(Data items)
::::
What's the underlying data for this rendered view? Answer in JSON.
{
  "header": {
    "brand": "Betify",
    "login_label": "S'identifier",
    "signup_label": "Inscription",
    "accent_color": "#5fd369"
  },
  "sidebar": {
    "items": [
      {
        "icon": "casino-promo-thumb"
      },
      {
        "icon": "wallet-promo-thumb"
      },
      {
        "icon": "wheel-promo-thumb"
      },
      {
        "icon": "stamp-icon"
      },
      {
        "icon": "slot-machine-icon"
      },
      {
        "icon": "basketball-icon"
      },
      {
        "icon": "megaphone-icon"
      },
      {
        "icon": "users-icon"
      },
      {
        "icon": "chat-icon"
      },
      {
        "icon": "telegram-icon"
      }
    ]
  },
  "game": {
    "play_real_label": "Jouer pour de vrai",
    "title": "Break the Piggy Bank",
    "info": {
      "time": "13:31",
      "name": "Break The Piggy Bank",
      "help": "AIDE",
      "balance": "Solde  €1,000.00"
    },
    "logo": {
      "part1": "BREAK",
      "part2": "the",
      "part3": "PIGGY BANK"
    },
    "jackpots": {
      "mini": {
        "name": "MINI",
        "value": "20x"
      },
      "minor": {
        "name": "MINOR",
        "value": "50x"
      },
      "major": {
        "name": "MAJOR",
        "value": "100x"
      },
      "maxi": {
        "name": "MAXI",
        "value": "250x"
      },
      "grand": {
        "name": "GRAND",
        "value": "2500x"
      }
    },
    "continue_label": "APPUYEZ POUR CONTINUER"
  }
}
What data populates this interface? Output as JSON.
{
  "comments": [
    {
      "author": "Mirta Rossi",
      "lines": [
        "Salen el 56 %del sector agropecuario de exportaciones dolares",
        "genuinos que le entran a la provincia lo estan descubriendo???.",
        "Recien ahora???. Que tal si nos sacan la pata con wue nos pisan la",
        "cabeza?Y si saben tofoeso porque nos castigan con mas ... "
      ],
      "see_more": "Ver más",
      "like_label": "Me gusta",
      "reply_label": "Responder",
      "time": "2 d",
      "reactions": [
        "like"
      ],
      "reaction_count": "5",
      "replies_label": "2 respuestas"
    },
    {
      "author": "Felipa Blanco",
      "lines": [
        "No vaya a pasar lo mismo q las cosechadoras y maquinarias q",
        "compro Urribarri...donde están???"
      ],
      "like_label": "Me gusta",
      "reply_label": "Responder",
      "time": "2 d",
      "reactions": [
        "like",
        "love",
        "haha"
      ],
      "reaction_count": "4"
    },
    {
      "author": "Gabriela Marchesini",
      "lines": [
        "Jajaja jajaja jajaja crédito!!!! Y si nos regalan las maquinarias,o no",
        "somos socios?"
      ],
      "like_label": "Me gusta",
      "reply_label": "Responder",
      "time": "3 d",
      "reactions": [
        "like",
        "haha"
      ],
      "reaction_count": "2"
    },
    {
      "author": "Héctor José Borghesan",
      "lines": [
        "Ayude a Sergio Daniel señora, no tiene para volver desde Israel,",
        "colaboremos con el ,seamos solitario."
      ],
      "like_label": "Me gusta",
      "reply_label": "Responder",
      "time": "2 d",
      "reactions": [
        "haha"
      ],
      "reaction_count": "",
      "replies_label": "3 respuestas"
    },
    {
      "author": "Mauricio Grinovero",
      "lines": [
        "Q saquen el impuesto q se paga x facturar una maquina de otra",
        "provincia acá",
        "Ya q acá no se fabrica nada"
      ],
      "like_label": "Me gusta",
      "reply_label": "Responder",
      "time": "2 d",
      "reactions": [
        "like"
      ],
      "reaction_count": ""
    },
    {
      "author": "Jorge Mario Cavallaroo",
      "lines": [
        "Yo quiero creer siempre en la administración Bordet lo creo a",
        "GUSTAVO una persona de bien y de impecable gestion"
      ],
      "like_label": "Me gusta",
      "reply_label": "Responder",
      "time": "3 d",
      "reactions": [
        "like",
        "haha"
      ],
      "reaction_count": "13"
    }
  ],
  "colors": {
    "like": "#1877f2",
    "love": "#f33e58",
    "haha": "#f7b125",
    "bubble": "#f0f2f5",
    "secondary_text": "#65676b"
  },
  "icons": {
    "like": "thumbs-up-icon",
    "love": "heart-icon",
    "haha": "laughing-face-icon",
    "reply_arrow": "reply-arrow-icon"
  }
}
::::
[WHAT THIS TASK INVOLVES] Return the lines above exactly, keeping every word.

[EXERCISE RESPONSE]
What's the underlying data for this rendered view? Answer in JSON.
{
  "header": {
    "brand": "Betify",
    "login_label": "S'identifier",
    "signup_label": "Inscription",
    "accent_color": "#5fd369"
  },
  "sidebar": {
    "items": [
      {
        "icon": "casino-promo-thumb"
      },
      {
        "icon": "wallet-promo-thumb"
      },
      {
        "icon": "wheel-promo-thumb"
      },
      {
        "icon": "stamp-icon"
      },
      {
        "icon": "slot-machine-icon"
      },
      {
        "icon": "basketball-icon"
      },
      {
        "icon": "megaphone-icon"
      },
      {
        "icon": "users-icon"
      },
      {
        "icon": "chat-icon"
      },
      {
        "icon": "telegram-icon"
      }
    ]
  },
  "game": {
    "play_real_label": "Jouer pour de vrai",
    "title": "Break the Piggy Bank",
    "info": {
      "time": "13:31",
      "name": "Break The Piggy Bank",
      "help": "AIDE",
      "balance": "Solde  €1,000.00"
    },
    "logo": {
      "part1": "BREAK",
      "part2": "the",
      "part3": "PIGGY BANK"
    },
    "jackpots": {
      "mini": {
        "name": "MINI",
        "value": "20x"
      },
      "minor": {
        "name": "MINOR",
        "value": "50x"
      },
      "major": {
        "name": "MAJOR",
        "value": "100x"
      },
      "maxi": {
        "name": "MAXI",
        "value": "250x"
      },
      "grand": {
        "name": "GRAND",
        "value": "2500x"
      }
    },
    "continue_label": "APPUYEZ POUR CONTINUER"
  }
}
What data populates this interface? Output as JSON.
{
  "comments": [
    {
      "author": "Mirta Rossi",
      "lines": [
        "Salen el 56 %del sector agropecuario de exportaciones dolares",
        "genuinos que le entran a la provincia lo estan descubriendo???.",
        "Recien ahora???. Que tal si nos sacan la pata con wue nos pisan la",
        "cabeza?Y si saben tofoeso porque nos castigan con mas ... "
      ],
      "see_more": "Ver más",
      "like_label": "Me gusta",
      "reply_label": "Responder",
      "time": "2 d",
      "reactions": [
        "like"
      ],
      "reaction_count": "5",
      "replies_label": "2 respuestas"
    },
    {
      "author": "Felipa Blanco",
      "lines": [
        "No vaya a pasar lo mismo q las cosechadoras y maquinarias q",
        "compro Urribarri...donde están???"
      ],
      "like_label": "Me gusta",
      "reply_label": "Responder",
      "time": "2 d",
      "reactions": [
        "like",
        "love",
        "haha"
      ],
      "reaction_count": "4"
    },
    {
      "author": "Gabriela Marchesini",
      "lines": [
        "Jajaja jajaja jajaja crédito!!!! Y si nos regalan las maquinarias,o no",
        "somos socios?"
      ],
      "like_label": "Me gusta",
      "reply_label": "Responder",
      "time": "3 d",
      "reactions": [
        "like",
        "haha"
      ],
      "reaction_count": "2"
    },
    {
      "author": "Héctor José Borghesan",
      "lines": [
        "Ayude a Sergio Daniel señora, no tiene para volver desde Israel,",
        "colaboremos con el ,seamos solitario."
      ],
      "like_label": "Me gusta",
      "reply_label": "Responder",
      "time": "2 d",
      "reactions": [
        "haha"
      ],
      "reaction_count": "",
      "replies_label": "3 respuestas"
    },
    {
      "author": "Mauricio Grinovero",
      "lines": [
        "Q saquen el impuesto q se paga x facturar una maquina de otra",
        "provincia acá",
        "Ya q acá no se fabrica nada"
      ],
      "like_label": "Me gusta",
      "reply_label": "Responder",
      "time": "2 d",
      "reactions": [
        "like"
      ],
      "reaction_count": ""
    },
    {
      "author": "Jorge Mario Cavallaroo",
      "lines": [
        "Yo quiero creer siempre en la administración Bordet lo creo a",
        "GUSTAVO una persona de bien y de impecable gestion"
      ],
      "like_label": "Me gusta",
      "reply_label": "Responder",
      "time": "3 d",
      "reactions": [
        "like",
        "haha"
      ],
      "reaction_count": "13"
    }
  ],
  "colors": {
    "like": "#1877f2",
    "love": "#f33e58",
    "haha": "#f7b125",
    "bubble": "#f0f2f5",
    "secondary_text": "#65676b"
  },
  "icons": {
    "like": "thumbs-up-icon",
    "love": "heart-icon",
    "haha": "laughing-face-icon",
    "reply_arrow": "reply-arrow-icon"
  }
}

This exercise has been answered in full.